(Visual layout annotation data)
— start —

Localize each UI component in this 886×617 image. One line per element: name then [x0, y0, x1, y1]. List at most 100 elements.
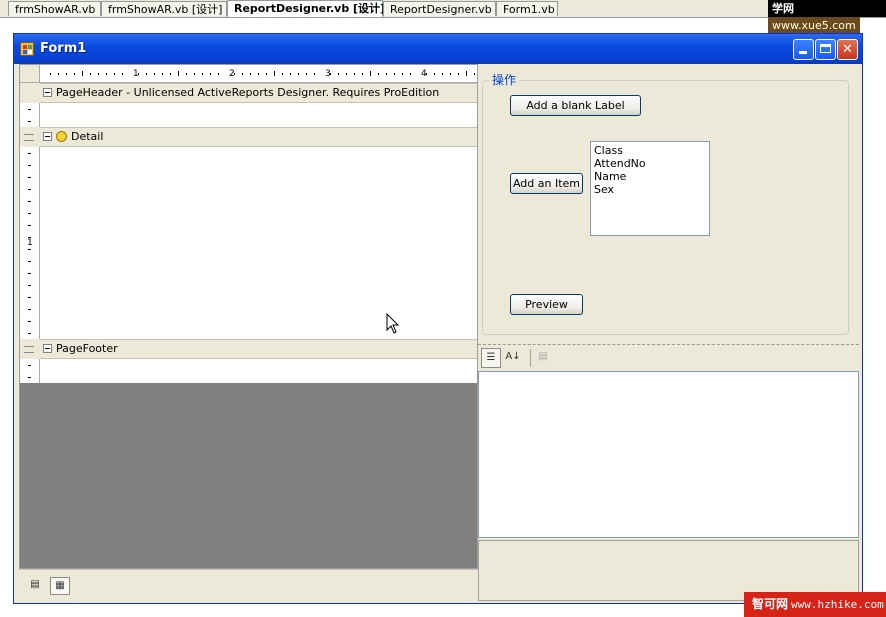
- band-pageheader[interactable]: PageHeader - Unlicensed ActiveReports De…: [40, 83, 477, 103]
- maximize-icon: [820, 44, 831, 53]
- report-designer[interactable]: 1 2 3 4 PageHeader - Unlicensed ActiveRe…: [19, 64, 478, 569]
- field-listbox[interactable]: Class AttendNo Name Sex: [590, 141, 710, 236]
- band-pagefooter[interactable]: PageFooter: [40, 339, 477, 359]
- band-grip-pageheader[interactable]: [20, 83, 40, 103]
- groupbox-title: 操作: [489, 71, 520, 88]
- list-item[interactable]: AttendNo: [594, 157, 706, 170]
- vertical-ruler-header: [20, 103, 40, 127]
- band-detail[interactable]: Detail: [40, 127, 477, 147]
- ruler-tick: [306, 73, 307, 75]
- ruler-tick: [178, 71, 179, 76]
- band-grip-pagefooter[interactable]: [20, 339, 40, 359]
- pageheader-body[interactable]: [40, 103, 477, 127]
- grip-lines: [24, 346, 34, 353]
- property-grid-toolbar: ☰ A↓ ▤: [478, 345, 859, 371]
- ruler-tick: [28, 297, 31, 298]
- band-detail-label: Detail: [71, 130, 104, 143]
- tab-frmshowar-code[interactable]: frmShowAR.vb: [8, 1, 101, 16]
- list-item[interactable]: Class: [594, 144, 706, 157]
- toolbar-separator: [530, 349, 531, 367]
- preview-button[interactable]: Preview: [510, 294, 583, 315]
- ruler-tick: [338, 73, 339, 75]
- property-pages-icon[interactable]: ▤: [533, 348, 553, 368]
- tab-form1-code[interactable]: Form1.vb: [496, 1, 558, 16]
- collapse-icon[interactable]: [43, 88, 52, 97]
- close-button[interactable]: ✕: [837, 39, 858, 60]
- ruler-tick: [90, 73, 91, 75]
- ruler-tick: [28, 273, 31, 274]
- ruler-tick: [450, 73, 451, 75]
- maximize-button[interactable]: [815, 39, 836, 60]
- watermark-bottom: 智可网 www.hzhike.com: [744, 592, 886, 617]
- property-grid[interactable]: [478, 371, 859, 538]
- ruler-tick: [28, 121, 31, 122]
- grip-lines: [24, 134, 34, 141]
- tab-reportdesigner-code[interactable]: ReportDesigner.vb: [383, 1, 496, 16]
- ruler-tick: [210, 73, 211, 75]
- ruler-tick: [28, 261, 31, 262]
- ruler-tick: [186, 73, 187, 75]
- ruler-number: 1: [27, 238, 33, 248]
- ruler-tick: [28, 377, 31, 378]
- collapse-icon[interactable]: [43, 344, 52, 353]
- ruler-tick: [202, 73, 203, 75]
- form-icon: [20, 42, 34, 56]
- ruler-tick: [234, 73, 235, 75]
- window-title: Form1: [40, 41, 87, 56]
- ruler-tick: [458, 73, 459, 75]
- ruler-tick: [28, 321, 31, 322]
- ruler-tick: [50, 73, 51, 75]
- vertical-ruler-detail: 1: [20, 147, 40, 339]
- ruler-tick: [28, 285, 31, 286]
- ruler-tick: [442, 73, 443, 75]
- ruler-tick: [98, 73, 99, 75]
- add-blank-label-button[interactable]: Add a blank Label: [510, 95, 641, 116]
- ruler-tick: [242, 73, 243, 75]
- ruler-tick: [346, 73, 347, 75]
- ruler-tick: [250, 73, 251, 75]
- collapse-icon[interactable]: [43, 132, 52, 141]
- band-pagefooter-label: PageFooter: [56, 342, 118, 355]
- ruler-tick: [474, 73, 475, 75]
- ruler-tick: [170, 73, 171, 75]
- watermark-url: www.xue5.com: [768, 17, 860, 34]
- detail-body[interactable]: [40, 147, 477, 339]
- ruler-tick: [426, 73, 427, 75]
- ruler-tick: [138, 73, 139, 75]
- ruler-tick: [218, 73, 219, 75]
- ruler-tick: [386, 73, 387, 75]
- form-client-area: 1 2 3 4 PageHeader - Unlicensed ActiveRe…: [17, 64, 859, 601]
- band-grip-detail[interactable]: [20, 127, 40, 147]
- ruler-tick: [410, 73, 411, 75]
- tab-reportdesigner-design[interactable]: ReportDesigner.vb [设计]: [227, 0, 385, 17]
- ruler-tick: [28, 165, 31, 166]
- vertical-ruler-footer: [20, 359, 40, 383]
- ruler-tick: [28, 333, 31, 334]
- list-item[interactable]: Sex: [594, 183, 706, 196]
- watermark-url: www.hzhike.com: [791, 598, 884, 611]
- add-item-button[interactable]: Add an Item: [510, 173, 583, 194]
- watermark-brand: 智可网: [752, 597, 789, 611]
- horizontal-ruler: 1 2 3 4: [40, 65, 477, 83]
- ruler-tick: [466, 71, 467, 76]
- ruler-tick: [58, 73, 59, 75]
- ruler-tick: [290, 73, 291, 75]
- title-bar[interactable]: Form1 ✕: [14, 34, 862, 64]
- alphabetical-icon[interactable]: A↓: [503, 348, 523, 368]
- pagefooter-body[interactable]: [40, 359, 477, 383]
- ruler-tick: [28, 249, 31, 250]
- tab-frmshowar-design[interactable]: frmShowAR.vb [设计]: [101, 1, 227, 16]
- script-view-icon[interactable]: ▤: [25, 577, 45, 595]
- categorized-icon[interactable]: ☰: [481, 348, 501, 368]
- close-icon: ✕: [842, 42, 853, 57]
- watermark-top: 学网www.xue5.com: [768, 0, 886, 34]
- list-item[interactable]: Name: [594, 170, 706, 183]
- minimize-button[interactable]: [793, 39, 814, 60]
- ruler-tick: [354, 73, 355, 75]
- design-view-icon[interactable]: ▦: [50, 577, 70, 595]
- ruler-tick: [258, 73, 259, 75]
- ruler-tick: [274, 71, 275, 76]
- ruler-tick: [394, 73, 395, 75]
- ruler-tick: [28, 201, 31, 202]
- band-pageheader-label: PageHeader - Unlicensed ActiveReports De…: [56, 86, 440, 99]
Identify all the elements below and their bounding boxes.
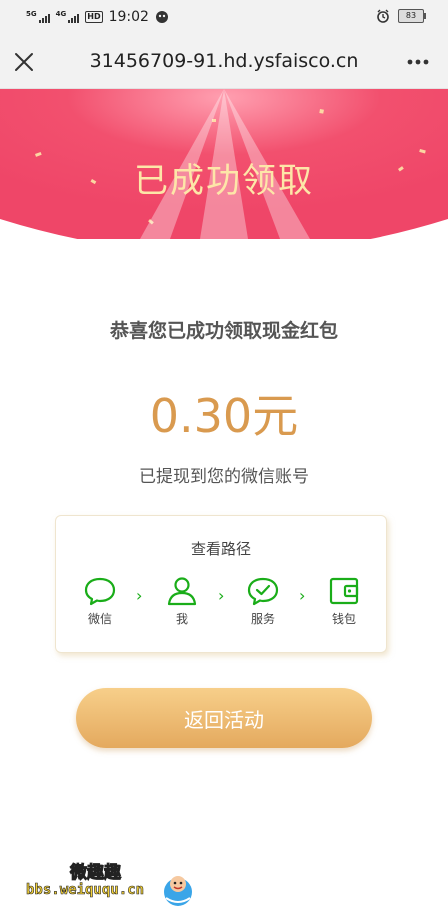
view-path-card: 查看路径 微信 › 我 › 服务 › 钱包 xyxy=(55,515,387,653)
path-step-label: 微信 xyxy=(87,612,112,626)
watermark-logo: 微趣趣 bbs.weiququ.cn xyxy=(26,858,206,910)
signal-4g-icon: 4G xyxy=(56,11,80,23)
hd-badge: HD xyxy=(85,11,103,23)
watermark-top-text: 微趣趣 xyxy=(70,863,122,884)
status-bar: 5G 4G HD 19:02 83 xyxy=(0,0,448,36)
wallet-icon xyxy=(329,577,359,605)
status-bar-right: 83 xyxy=(376,9,426,23)
signal-5g-icon: 5G xyxy=(26,11,50,23)
hero-banner: 已成功领取 xyxy=(0,89,448,239)
battery-icon: 83 xyxy=(398,9,426,23)
chevron-right-icon: › xyxy=(136,586,143,605)
path-step-wallet: 钱包 xyxy=(314,576,374,627)
path-title: 查看路径 xyxy=(190,540,251,558)
hero-title: 已成功领取 xyxy=(134,161,314,201)
status-time: 19:02 xyxy=(108,9,149,25)
congrats-text: 恭喜您已成功领取现金红包 xyxy=(109,320,338,342)
notification-icon xyxy=(155,11,168,23)
alarm-icon xyxy=(377,9,389,23)
path-step-label: 服务 xyxy=(250,612,275,626)
page-url: 31456709-91.hd.ysfaisco.cn xyxy=(89,50,359,72)
path-step-wechat: 微信 xyxy=(70,576,130,627)
back-to-activity-button[interactable]: 返回活动 xyxy=(76,688,372,748)
browser-url-bar: 31456709-91.hd.ysfaisco.cn xyxy=(0,36,448,89)
mascot-icon xyxy=(164,876,192,906)
watermark-url-text: bbs.weiququ.cn xyxy=(26,882,145,899)
wechat-chat-icon xyxy=(84,577,116,606)
amount-value: 0.30元 xyxy=(149,389,299,443)
user-icon xyxy=(167,577,197,606)
chevron-right-icon: › xyxy=(299,586,306,605)
service-check-icon xyxy=(247,577,279,606)
chevron-right-icon: › xyxy=(218,586,225,605)
path-step-service: 服务 xyxy=(233,576,293,627)
path-step-label: 钱包 xyxy=(331,612,356,626)
path-step-label: 我 xyxy=(175,612,188,626)
path-step-me: 我 xyxy=(152,576,212,627)
withdraw-note: 已提现到您的微信账号 xyxy=(139,467,309,487)
status-bar-left: 5G 4G HD 19:02 xyxy=(26,9,169,25)
more-options-icon[interactable] xyxy=(406,52,430,72)
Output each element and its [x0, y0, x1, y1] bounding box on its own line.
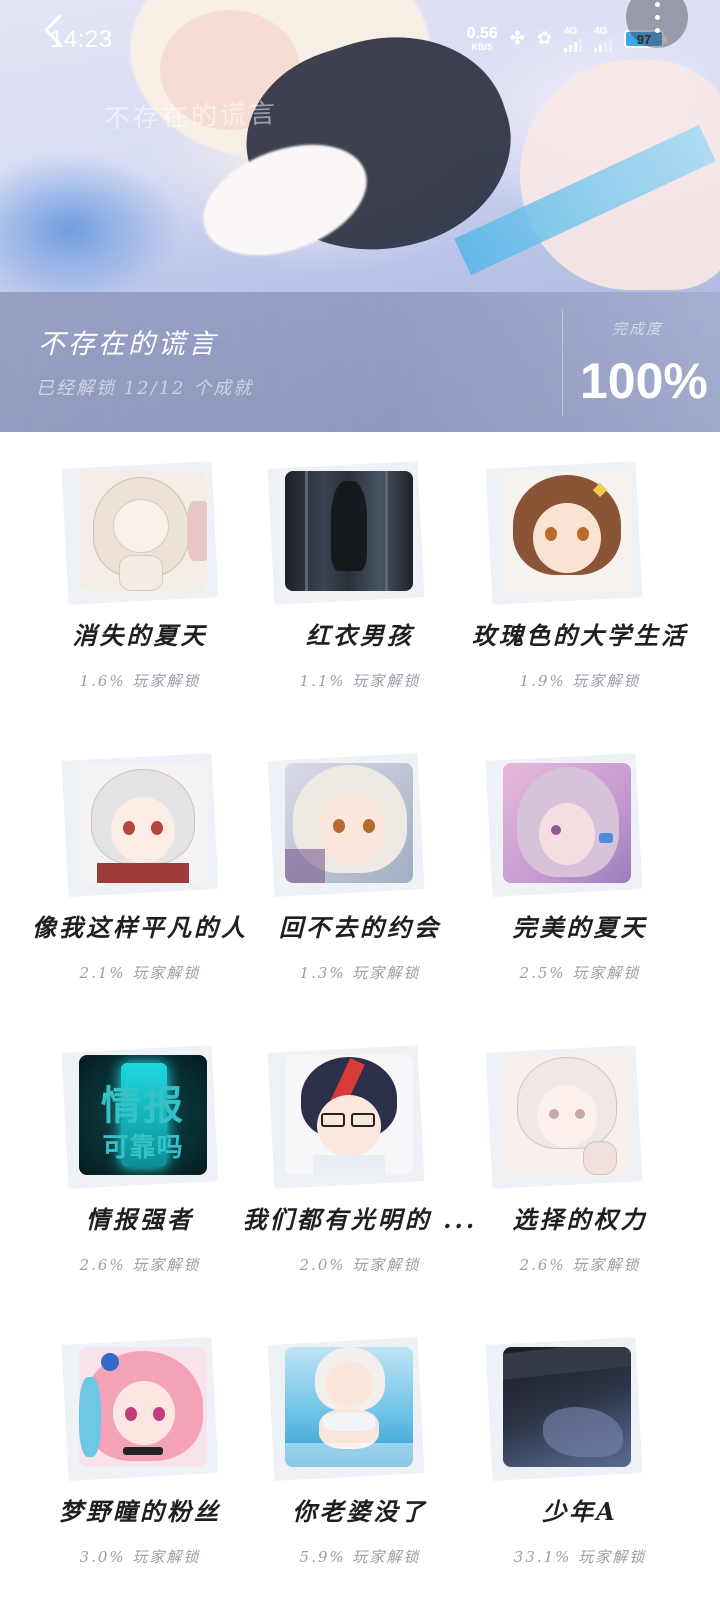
achievement-card[interactable]: 选择的权力 2.6% 玩家解锁: [460, 1016, 700, 1306]
achievement-thumbnail: [79, 763, 207, 883]
achievement-card[interactable]: 梦野瞳的粉丝 3.0% 玩家解锁: [20, 1308, 260, 1598]
achievement-unlock-rate: 1.3% 玩家解锁: [299, 964, 421, 982]
network-speed: 0.56 KB/S: [467, 26, 498, 52]
network-speed-unit: KB/S: [471, 42, 493, 52]
achievement-unlock-rate: 2.6% 玩家解锁: [519, 1256, 641, 1274]
signal-1-label: 4G: [564, 25, 578, 37]
back-button[interactable]: [36, 12, 72, 48]
completion-label: 完成度: [612, 320, 664, 338]
achievement-thumbnail: [503, 1055, 631, 1175]
achievement-unlock-rate: 3.0% 玩家解锁: [79, 1548, 201, 1566]
achievement-unlock-rate: 2.5% 玩家解锁: [519, 964, 641, 982]
achievement-card[interactable]: 回不去的约会 1.3% 玩家解锁: [240, 724, 480, 1014]
achievement-unlock-rate: 2.0% 玩家解锁: [299, 1256, 421, 1274]
achievement-thumbnail: [285, 763, 413, 883]
band-divider: [562, 310, 563, 416]
album-title: 不存在的谎言: [38, 329, 218, 360]
flower-notification-icon: ✿: [536, 28, 552, 49]
back-arrow-icon: [44, 14, 62, 46]
achievement-thumbnail: [503, 1347, 631, 1467]
signal-bars-icon: [564, 38, 582, 52]
signal-strength-1: 4G: [564, 25, 582, 52]
achievement-card[interactable]: 消失的夏天 1.6% 玩家解锁: [20, 432, 260, 722]
achievement-unlock-rate: 1.1% 玩家解锁: [299, 672, 421, 690]
achievement-unlock-rate: 33.1% 玩家解锁: [513, 1548, 647, 1566]
achievement-title: 选择的权力: [512, 1205, 648, 1234]
achievement-title: 情报强者: [86, 1205, 194, 1234]
unlock-summary: 已经解锁 12/12 个成就: [36, 378, 254, 399]
leaf-notification-icon: ✤: [509, 28, 525, 49]
signal-strength-2: 4G: [594, 25, 612, 52]
thumbnail-text: 可靠吗: [102, 1133, 184, 1163]
signal-2-label: 4G: [594, 25, 608, 37]
status-bar: 14:23 0.56 KB/S ✤ ✿ 4G 4G 97: [0, 0, 720, 84]
achievement-title: 玫瑰色的大学生活: [472, 621, 688, 650]
achievement-thumbnail: 情报 可靠吗: [79, 1055, 207, 1175]
thumbnail-text: 情报: [101, 1083, 185, 1129]
achievement-title: 少年A: [542, 1497, 618, 1526]
achievement-card[interactable]: 玫瑰色的大学生活 1.9% 玩家解锁: [460, 432, 700, 722]
achievement-thumbnail: [285, 1347, 413, 1467]
achievement-unlock-rate: 5.9% 玩家解锁: [299, 1548, 421, 1566]
achievement-thumbnail: [285, 471, 413, 591]
achievement-card[interactable]: 你老婆没了 5.9% 玩家解锁: [240, 1308, 480, 1598]
achievement-thumbnail: [79, 1347, 207, 1467]
achievement-card[interactable]: 完美的夏天 2.5% 玩家解锁: [460, 724, 700, 1014]
achievement-title: 消失的夏天: [72, 621, 208, 650]
more-vertical-icon: [654, 1, 660, 7]
completion-value: 100%: [580, 353, 708, 409]
achievement-thumbnail: [79, 471, 207, 591]
achievement-thumbnail: [503, 763, 631, 883]
achievement-title: 红衣男孩: [306, 621, 414, 650]
signal-bars-icon: [594, 38, 612, 52]
achievement-title: 回不去的约会: [279, 913, 441, 942]
achievement-card[interactable]: 红衣男孩 1.1% 玩家解锁: [240, 432, 480, 722]
achievement-card[interactable]: 我们都有光明的 ... 2.0% 玩家解锁: [240, 1016, 480, 1306]
achievement-title: 你老婆没了: [292, 1497, 428, 1526]
achievement-card[interactable]: 情报 可靠吗 情报强者 2.6% 玩家解锁: [20, 1016, 260, 1306]
achievement-card[interactable]: 少年A 33.1% 玩家解锁: [460, 1308, 700, 1598]
achievement-thumbnail: [285, 1055, 413, 1175]
achievement-card[interactable]: 像我这样平凡的人 2.1% 玩家解锁: [20, 724, 260, 1014]
achievement-thumbnail: [503, 471, 631, 591]
achievement-unlock-rate: 1.9% 玩家解锁: [519, 672, 641, 690]
network-speed-value: 0.56: [466, 25, 498, 42]
achievement-title: 我们都有光明的 ...: [242, 1205, 478, 1234]
achievement-title: 梦野瞳的粉丝: [59, 1497, 221, 1526]
achievement-title: 完美的夏天: [512, 913, 648, 942]
achievement-title: 像我这样平凡的人: [32, 913, 248, 942]
achievement-unlock-rate: 1.6% 玩家解锁: [79, 672, 201, 690]
achievement-unlock-rate: 2.1% 玩家解锁: [79, 964, 201, 982]
hero-watermark: 不存在的谎言: [103, 98, 279, 136]
achievement-unlock-rate: 2.6% 玩家解锁: [79, 1256, 201, 1274]
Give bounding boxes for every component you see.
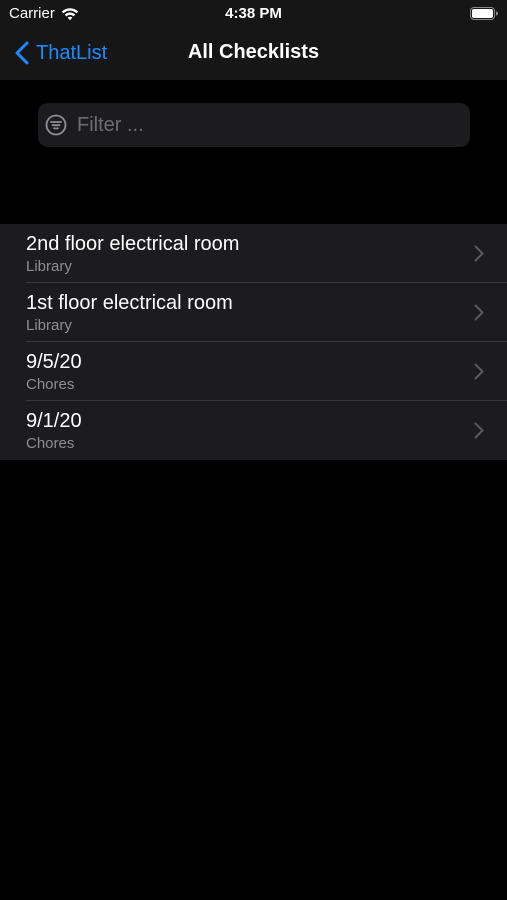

— end —

◆ **EXERCISE DIRECTIONS**
Convert the stretch from the line containing "view-path-card: 查看路径 微信" through the line containing "signal-5g-icon: 5G xyxy=(26,11,50,23)" into a Markdown table with the columns "No." and "Entry", numbering each line in order and omitting blank lines.

◆ **RESULT OF THE TASK**
| No. | Entry |
|---|---|
| 1 | view-path-card: 查看路径 微信 › 我 › 服务 › 钱包 xyxy=(55,515,387,653) |
| 2 | path-step-label: 微信 xyxy=(87,612,112,626) |
| 3 | watermark-logo: 微趣趣 bbs.weiququ.cn xyxy=(26,858,206,910) |
| 4 | signal-4g-icon: 4G xyxy=(56,11,80,23) |
| 5 | hd-badge: HD xyxy=(85,11,103,23) |
| 6 | watermark-top-text: 微趣趣 xyxy=(70,863,122,884) |
| 7 | status-bar: 5G 4G HD 19:02 83 xyxy=(0,0,448,36) |
| 8 | wallet-icon xyxy=(329,577,359,605) |
| 9 | status-bar-right: 83 xyxy=(376,9,426,23) |
| 10 | signal-5g-icon: 5G xyxy=(26,11,50,23) |